Extracted data entries:
::::

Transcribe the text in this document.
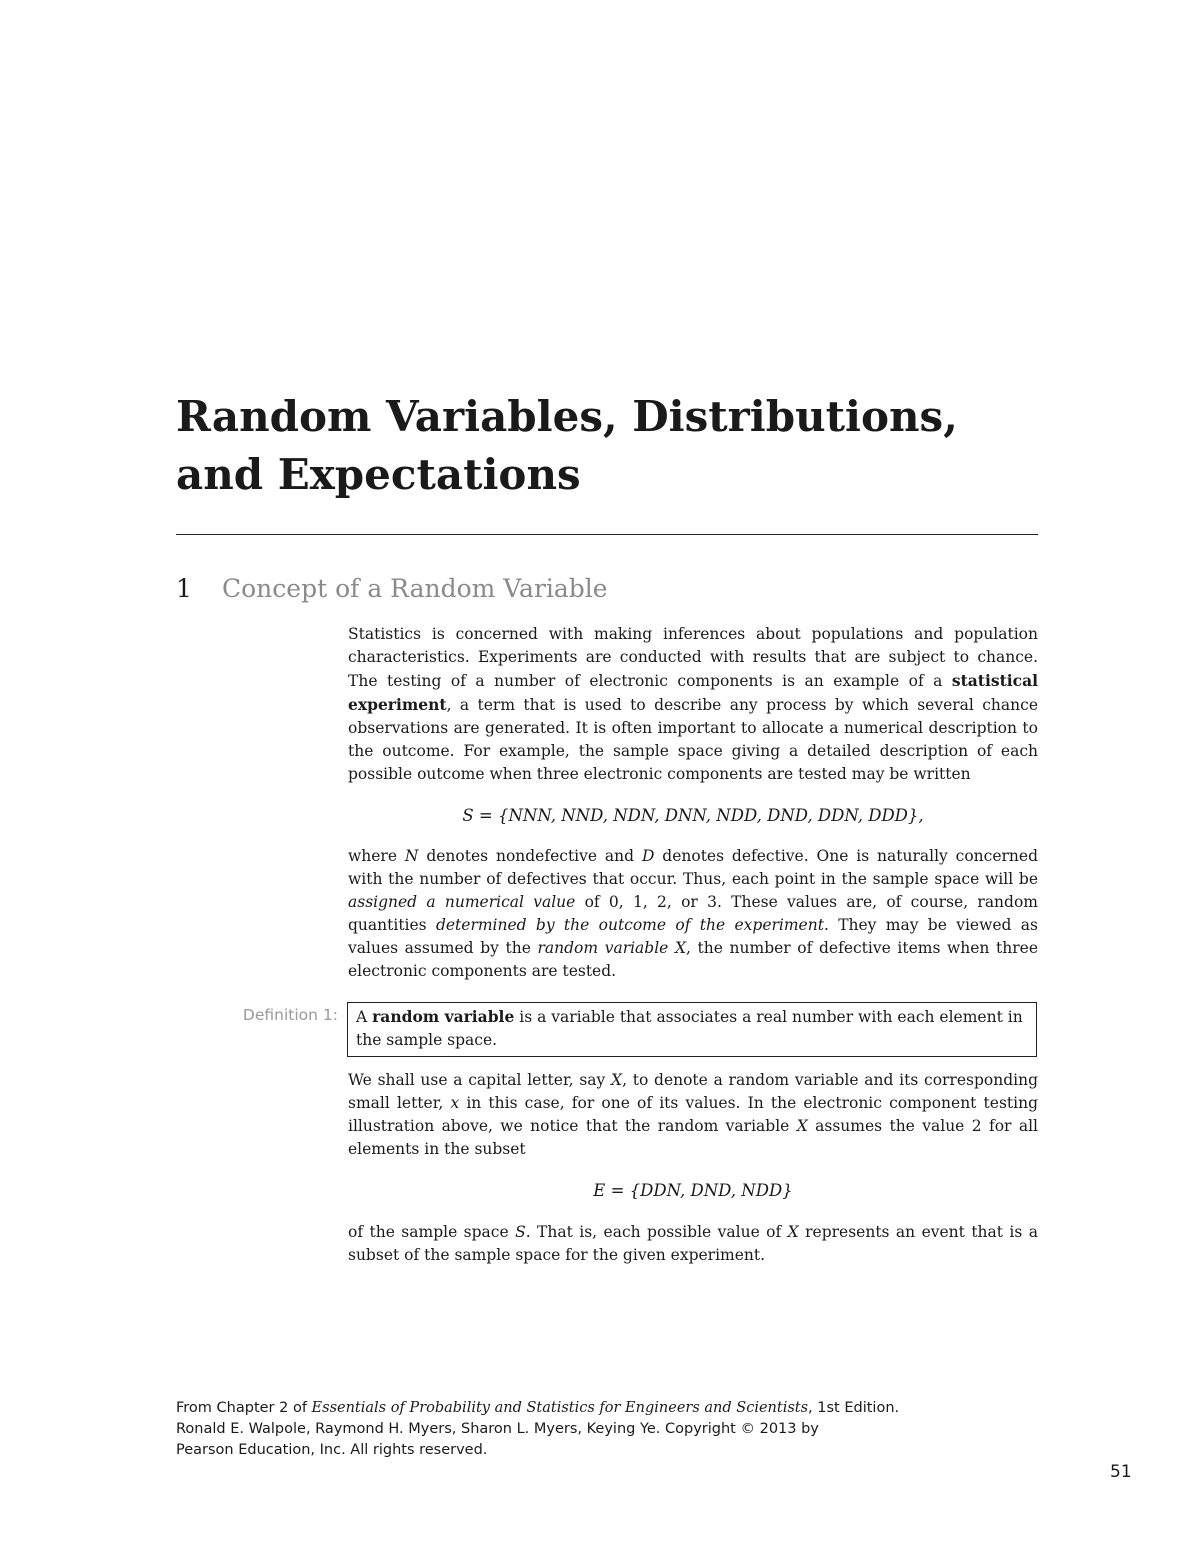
Random Variables, Distributions,
and Expectations
1 Concept of a Random Variable

Statistics is concerned with making inferences about populations and population characteristics. Experiments are conducted with results that are subject to chance. The testing of a number of electronic components is an example of a statistical experiment, a term that is used to describe any process by which several chance observations are generated. It is often important to allocate a numerical description to the outcome. For example, the sample space giving a detailed description of each possible outcome when three electronic components are tested may be written

S = {NNN, NND, NDN, DNN, NDD, DND, DDN, DDD},

where N denotes nondefective and D denotes defective. One is naturally concerned with the number of defectives that occur. Thus, each point in the sample space will be assigned a numerical value of 0, 1, 2, or 3. These values are, of course, random quantities determined by the outcome of the experiment. They may be viewed as values assumed by the random variable X, the number of defective items when three electronic components are tested.

Definition 1:	A random variable is a variable that associates a real number with each element in the sample space.

We shall use a capital letter, say X, to denote a random variable and its corresponding small letter, x in this case, for one of its values. In the electronic component testing illustration above, we notice that the random variable X assumes the value 2 for all elements in the subset

E = {DDN, DND, NDD}

of the sample space S. That is, each possible value of X represents an event that is a subset of the sample space for the given experiment.

From Chapter 2 of Essentials of Probability and Statistics for Engineers and Scientists, 1st Edition.
Ronald E. Walpole, Raymond H. Myers, Sharon L. Myers, Keying Ye. Copyright © 2013 by
Pearson Education, Inc. All rights reserved.
51
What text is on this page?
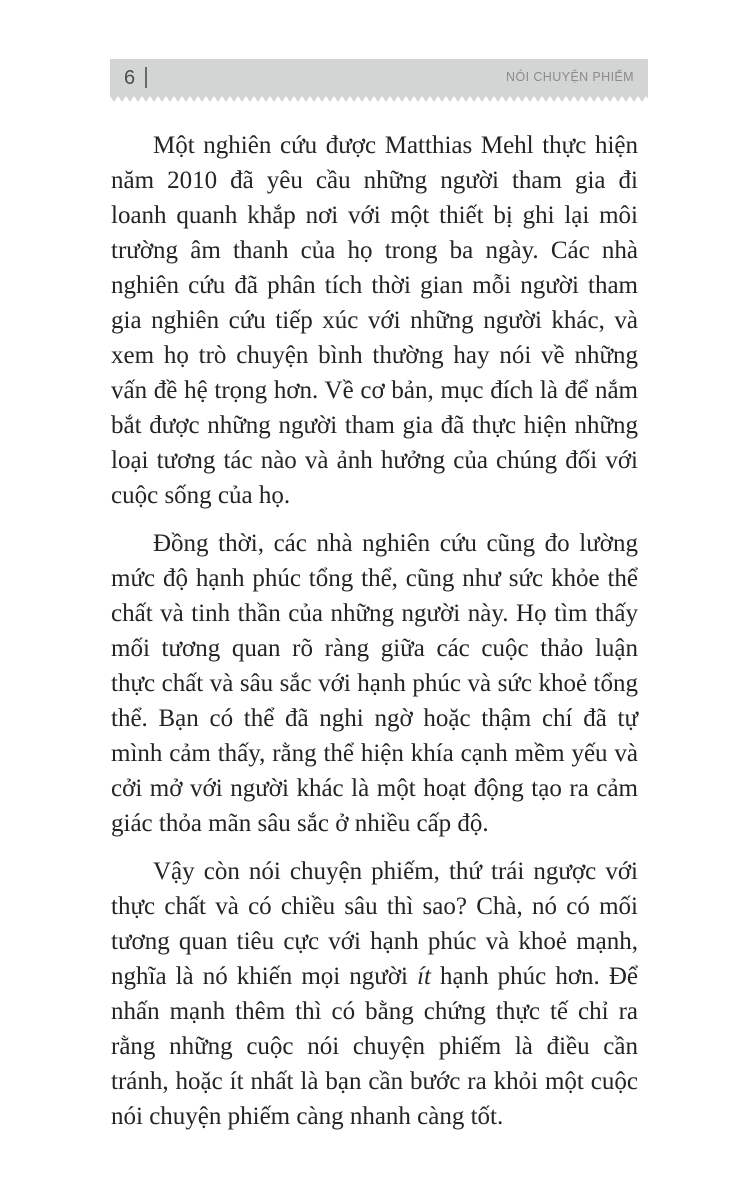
6	NÓI CHUYỆN PHIẾM

Một nghiên cứu được Matthias Mehl thực hiện năm 2010 đã yêu cầu những người tham gia đi loanh quanh khắp nơi với một thiết bị ghi lại môi trường âm thanh của họ trong ba ngày. Các nhà nghiên cứu đã phân tích thời gian mỗi người tham gia nghiên cứu tiếp xúc với những người khác, và xem họ trò chuyện bình thường hay nói về những vấn đề hệ trọng hơn. Về cơ bản, mục đích là để nắm bắt được những người tham gia đã thực hiện những loại tương tác nào và ảnh hưởng của chúng đối với cuộc sống của họ.

Đồng thời, các nhà nghiên cứu cũng đo lường mức độ hạnh phúc tổng thể, cũng như sức khỏe thể chất và tinh thần của những người này. Họ tìm thấy mối tương quan rõ ràng giữa các cuộc thảo luận thực chất và sâu sắc với hạnh phúc và sức khoẻ tổng thể. Bạn có thể đã nghi ngờ hoặc thậm chí đã tự mình cảm thấy, rằng thể hiện khía cạnh mềm yếu và cởi mở với người khác là một hoạt động tạo ra cảm giác thỏa mãn sâu sắc ở nhiều cấp độ.

Vậy còn nói chuyện phiếm, thứ trái ngược với thực chất và có chiều sâu thì sao? Chà, nó có mối tương quan tiêu cực với hạnh phúc và khoẻ mạnh, nghĩa là nó khiến mọi người ít hạnh phúc hơn. Để nhấn mạnh thêm thì có bằng chứng thực tế chỉ ra rằng những cuộc nói chuyện phiếm là điều cần tránh, hoặc ít nhất là bạn cần bước ra khỏi một cuộc nói chuyện phiếm càng nhanh càng tốt.
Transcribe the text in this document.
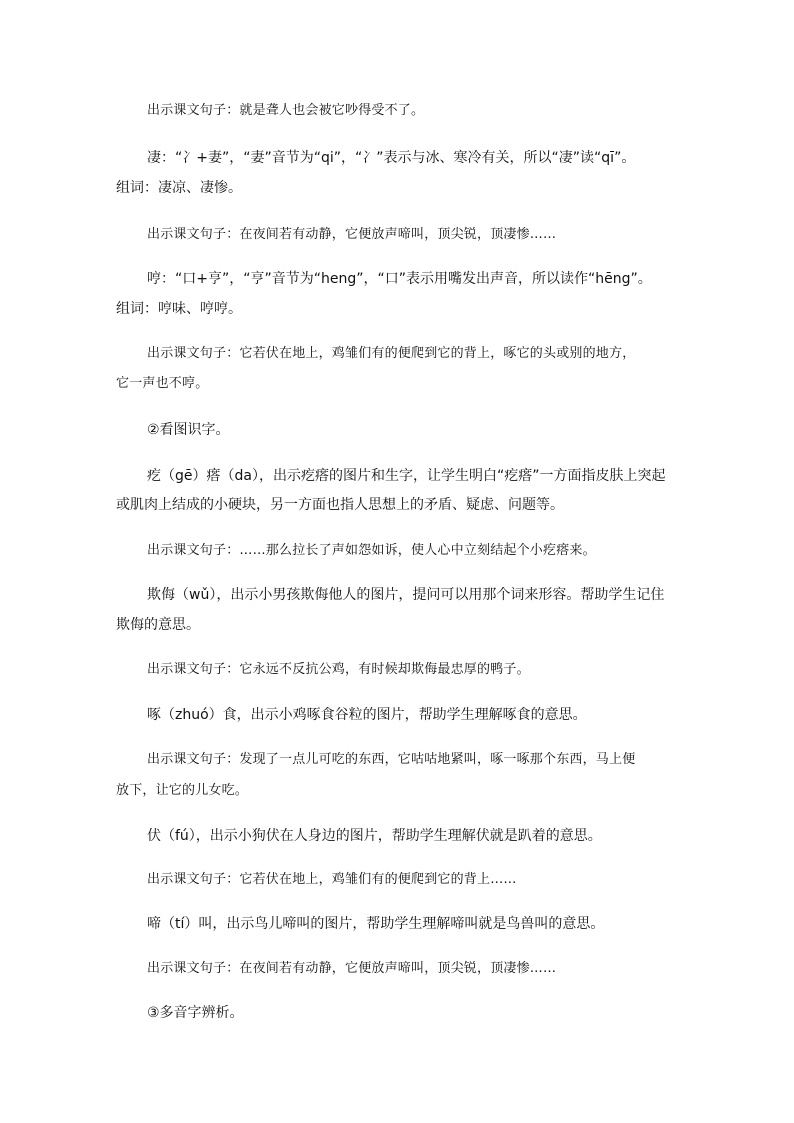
出示课文句子：就是聋人也会被它吵得受不了。
凄：“冫+妻”，“妻”音节为“qi”，“冫”表示与冰、寒冷有关，所以“凄”读“qī”。
组词：凄凉、凄惨。
出示课文句子：在夜间若有动静，它便放声啼叫，顶尖锐，顶凄惨……
哼：“口+亨”，“亨”音节为“heng”，“口”表示用嘴发出声音，所以读作“hēng”。
组词：哼味、哼哼。
出示课文句子：它若伏在地上，鸡雏们有的便爬到它的背上，啄它的头或别的地方，
它一声也不哼。
②看图识字。
疙（gē）瘩（da），出示疙瘩的图片和生字，让学生明白“疙瘩”一方面指皮肤上突起
或肌肉上结成的小硬块，另一方面也指人思想上的矛盾、疑虑、问题等。
出示课文句子：……那么拉长了声如怨如诉，使人心中立刻结起个小疙瘩来。
欺侮（wǔ），出示小男孩欺侮他人的图片，提问可以用那个词来形容。帮助学生记住
欺侮的意思。
出示课文句子：它永远不反抗公鸡，有时候却欺侮最忠厚的鸭子。
啄（zhuó）食，出示小鸡啄食谷粒的图片，帮助学生理解啄食的意思。
出示课文句子：发现了一点儿可吃的东西，它咕咕地紧叫，啄一啄那个东西，马上便
放下，让它的儿女吃。
伏（fú），出示小狗伏在人身边的图片，帮助学生理解伏就是趴着的意思。
出示课文句子：它若伏在地上，鸡雏们有的便爬到它的背上……
啼（tí）叫，出示鸟儿啼叫的图片，帮助学生理解啼叫就是鸟兽叫的意思。
出示课文句子：在夜间若有动静，它便放声啼叫，顶尖锐，顶凄惨……
③多音字辨析。
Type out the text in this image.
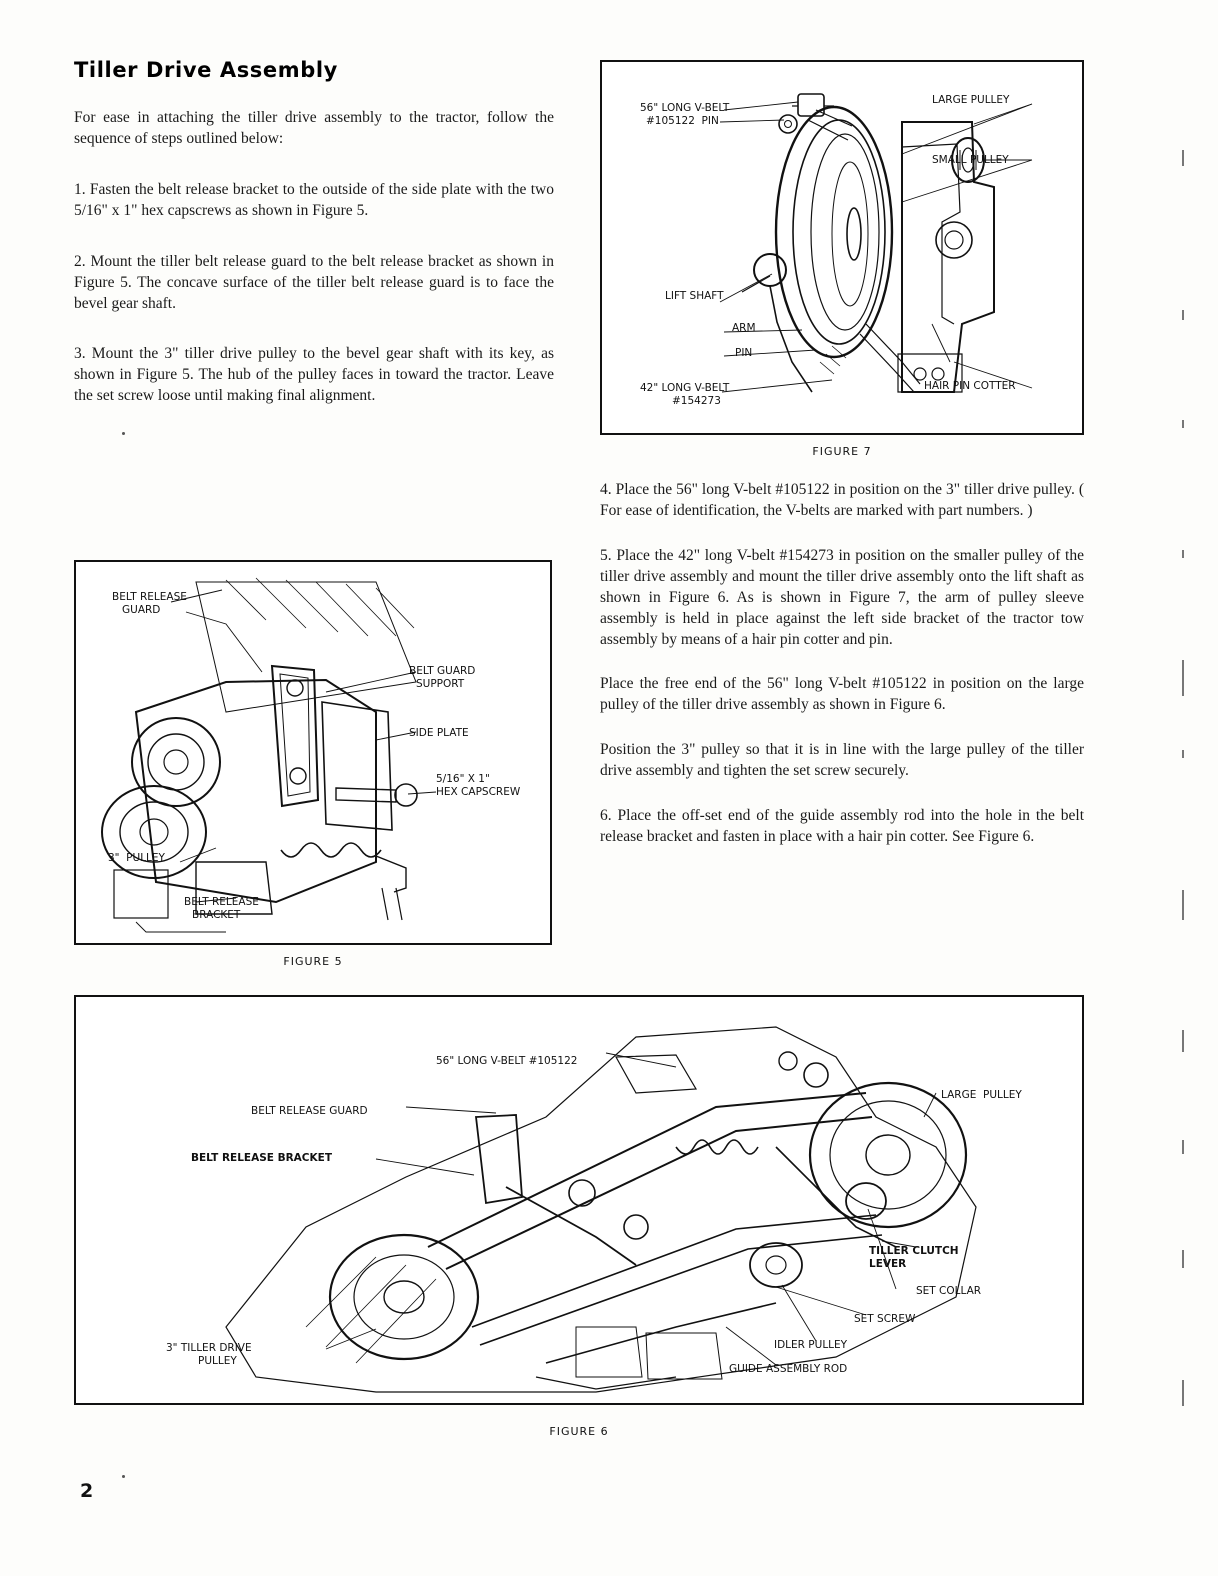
Tiller Drive Assembly

For ease in attaching the tiller drive assembly to the tractor, follow the sequence of steps outlined below:

1. Fasten the belt release bracket to the outside of the side plate with the two 5/16" x 1" hex capscrews as shown in Figure 5.

2. Mount the tiller belt release guard to the belt release bracket as shown in Figure 5. The concave surface of the tiller belt release guard is to face the bevel gear shaft.

3. Mount the 3" tiller drive pulley to the bevel gear shaft with its key, as shown in Figure 5. The hub of the pulley faces in toward the tractor. Leave the set screw loose until making final alignment.

56" LONG V-BELT
#105122  PIN
LARGE PULLEY
SMALL PULLEY
LIFT SHAFT
ARM
PIN
42" LONG V-BELT
#154273
HAIR PIN COTTER
FIGURE 7

4. Place the 56" long V-belt #105122 in position on the 3" tiller drive pulley. ( For ease of identification, the V-belts are marked with part numbers. )

5. Place the 42" long V-belt #154273 in position on the smaller pulley of the tiller drive assembly and mount the tiller drive assembly onto the lift shaft as shown in Figure 6. As is shown in Figure 7, the arm of pulley sleeve assembly is held in place against the left side bracket of the tractor tow assembly by means of a hair pin cotter and pin.

Place the free end of the 56" long V-belt #105122 in position on the large pulley of the tiller drive assembly as shown in Figure 6.

Position the 3" pulley so that it is in line with the large pulley of the tiller drive assembly and tighten the set screw securely.

6. Place the off-set end of the guide assembly rod into the hole in the belt release bracket and fasten in place with a hair pin cotter. See Figure 6.

BELT RELEASE
GUARD
BELT GUARD
SUPPORT
SIDE PLATE
5/16" X 1"
HEX CAPSCREW
3"  PULLEY
BELT RELEASE
BRACKET
FIGURE 5
56" LONG V-BELT #105122
BELT RELEASE GUARD
BELT RELEASE BRACKET
LARGE  PULLEY
TILLER CLUTCH
LEVER
SET COLLAR
SET SCREW
IDLER PULLEY
GUIDE ASSEMBLY ROD
3" TILLER DRIVE
PULLEY
FIGURE 6
2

::::

[Exercise aim]
Transcribe the material as is, with images omitted.

[Finished answer]
Transcribe the text in this document.
Random Variables, Distributions,
and Expectations
1 Concept of a Random Variable

Statistics is concerned with making inferences about populations and population characteristics. Experiments are conducted with results that are subject to chance. The testing of a number of electronic components is an example of a statistical experiment, a term that is used to describe any process by which several chance observations are generated. It is often important to allocate a numerical description to the outcome. For example, the sample space giving a detailed description of each possible outcome when three electronic components are tested may be written

S = {NNN, NND, NDN, DNN, NDD, DND, DDN, DDD},

where N denotes nondefective and D denotes defective. One is naturally concerned with the number of defectives that occur. Thus, each point in the sample space will be assigned a numerical value of 0, 1, 2, or 3. These values are, of course, random quantities determined by the outcome of the experiment. They may be viewed as values assumed by the random variable X, the number of defective items when three electronic components are tested.

Definition 1:	A random variable is a variable that associates a real number with each element in the sample space.

We shall use a capital letter, say X, to denote a random variable and its corresponding small letter, x in this case, for one of its values. In the electronic component testing illustration above, we notice that the random variable X assumes the value 2 for all elements in the subset

E = {DDN, DND, NDD}

of the sample space S. That is, each possible value of X represents an event that is a subset of the sample space for the given experiment.

From Chapter 2 of Essentials of Probability and Statistics for Engineers and Scientists, 1st Edition.
Ronald E. Walpole, Raymond H. Myers, Sharon L. Myers, Keying Ye. Copyright © 2013 by
Pearson Education, Inc. All rights reserved.
51
What text is on this page?
6	NÓI CHUYỆN PHIẾM

Một nghiên cứu được Matthias Mehl thực hiện năm 2010 đã yêu cầu những người tham gia đi loanh quanh khắp nơi với một thiết bị ghi lại môi trường âm thanh của họ trong ba ngày. Các nhà nghiên cứu đã phân tích thời gian mỗi người tham gia nghiên cứu tiếp xúc với những người khác, và xem họ trò chuyện bình thường hay nói về những vấn đề hệ trọng hơn. Về cơ bản, mục đích là để nắm bắt được những người tham gia đã thực hiện những loại tương tác nào và ảnh hưởng của chúng đối với cuộc sống của họ.

Đồng thời, các nhà nghiên cứu cũng đo lường mức độ hạnh phúc tổng thể, cũng như sức khỏe thể chất và tinh thần của những người này. Họ tìm thấy mối tương quan rõ ràng giữa các cuộc thảo luận thực chất và sâu sắc với hạnh phúc và sức khoẻ tổng thể. Bạn có thể đã nghi ngờ hoặc thậm chí đã tự mình cảm thấy, rằng thể hiện khía cạnh mềm yếu và cởi mở với người khác là một hoạt động tạo ra cảm giác thỏa mãn sâu sắc ở nhiều cấp độ.

Vậy còn nói chuyện phiếm, thứ trái ngược với thực chất và có chiều sâu thì sao? Chà, nó có mối tương quan tiêu cực với hạnh phúc và khoẻ mạnh, nghĩa là nó khiến mọi người ít hạnh phúc hơn. Để nhấn mạnh thêm thì có bằng chứng thực tế chỉ ra rằng những cuộc nói chuyện phiếm là điều cần tránh, hoặc ít nhất là bạn cần bước ra khỏi một cuộc nói chuyện phiếm càng nhanh càng tốt.
Transcribe the text in this document.
出示课文句子：就是聋人也会被它吵得受不了。
凄：“冫+妻”，“妻”音节为“qi”，“冫”表示与冰、寒冷有关，所以“凄”读“qī”。
组词：凄凉、凄惨。
出示课文句子：在夜间若有动静，它便放声啼叫，顶尖锐，顶凄惨……
哼：“口+亨”，“亨”音节为“heng”，“口”表示用嘴发出声音，所以读作“hēng”。
组词：哼味、哼哼。
出示课文句子：它若伏在地上，鸡雏们有的便爬到它的背上，啄它的头或别的地方，
它一声也不哼。
②看图识字。
疙（gē）瘩（da），出示疙瘩的图片和生字，让学生明白“疙瘩”一方面指皮肤上突起
或肌肉上结成的小硬块，另一方面也指人思想上的矛盾、疑虑、问题等。
出示课文句子：……那么拉长了声如怨如诉，使人心中立刻结起个小疙瘩来。
欺侮（wǔ），出示小男孩欺侮他人的图片，提问可以用那个词来形容。帮助学生记住
欺侮的意思。
出示课文句子：它永远不反抗公鸡，有时候却欺侮最忠厚的鸭子。
啄（zhuó）食，出示小鸡啄食谷粒的图片，帮助学生理解啄食的意思。
出示课文句子：发现了一点儿可吃的东西，它咕咕地紧叫，啄一啄那个东西，马上便
放下，让它的儿女吃。
伏（fú），出示小狗伏在人身边的图片，帮助学生理解伏就是趴着的意思。
出示课文句子：它若伏在地上，鸡雏们有的便爬到它的背上……
啼（tí）叫，出示鸟儿啼叫的图片，帮助学生理解啼叫就是鸟兽叫的意思。
出示课文句子：在夜间若有动静，它便放声啼叫，顶尖锐，顶凄惨……
③多音字辨析。
Type out the text in this image.
Tiller Drive Assembly

For ease in attaching the tiller drive assembly to the tractor, follow the sequence of steps outlined below:

1. Fasten the belt release bracket to the outside of the side plate with the two 5/16" x 1" hex capscrews as shown in Figure 5.

2. Mount the tiller belt release guard to the belt release bracket as shown in Figure 5. The concave surface of the tiller belt release guard is to face the bevel gear shaft.

3. Mount the 3" tiller drive pulley to the bevel gear shaft with its key, as shown in Figure 5. The hub of the pulley faces in toward the tractor. Leave the set screw loose until making final alignment.

56" LONG V-BELT
#105122  PIN
LARGE PULLEY
SMALL PULLEY
LIFT SHAFT
ARM
PIN
42" LONG V-BELT
#154273
HAIR PIN COTTER
FIGURE 7

4. Place the 56" long V-belt #105122 in position on the 3" tiller drive pulley. ( For ease of identification, the V-belts are marked with part numbers. )

5. Place the 42" long V-belt #154273 in position on the smaller pulley of the tiller drive assembly and mount the tiller drive assembly onto the lift shaft as shown in Figure 6. As is shown in Figure 7, the arm of pulley sleeve assembly is held in place against the left side bracket of the tractor tow assembly by means of a hair pin cotter and pin.

Place the free end of the 56" long V-belt #105122 in position on the large pulley of the tiller drive assembly as shown in Figure 6.

Position the 3" pulley so that it is in line with the large pulley of the tiller drive assembly and tighten the set screw securely.

6. Place the off-set end of the guide assembly rod into the hole in the belt release bracket and fasten in place with a hair pin cotter. See Figure 6.

BELT RELEASE
GUARD
BELT GUARD
SUPPORT
SIDE PLATE
5/16" X 1"
HEX CAPSCREW
3"  PULLEY
BELT RELEASE
BRACKET
FIGURE 5
56" LONG V-BELT #105122
BELT RELEASE GUARD
BELT RELEASE BRACKET
LARGE  PULLEY
TILLER CLUTCH
LEVER
SET COLLAR
SET SCREW
IDLER PULLEY
GUIDE ASSEMBLY ROD
3" TILLER DRIVE
PULLEY
FIGURE 6
2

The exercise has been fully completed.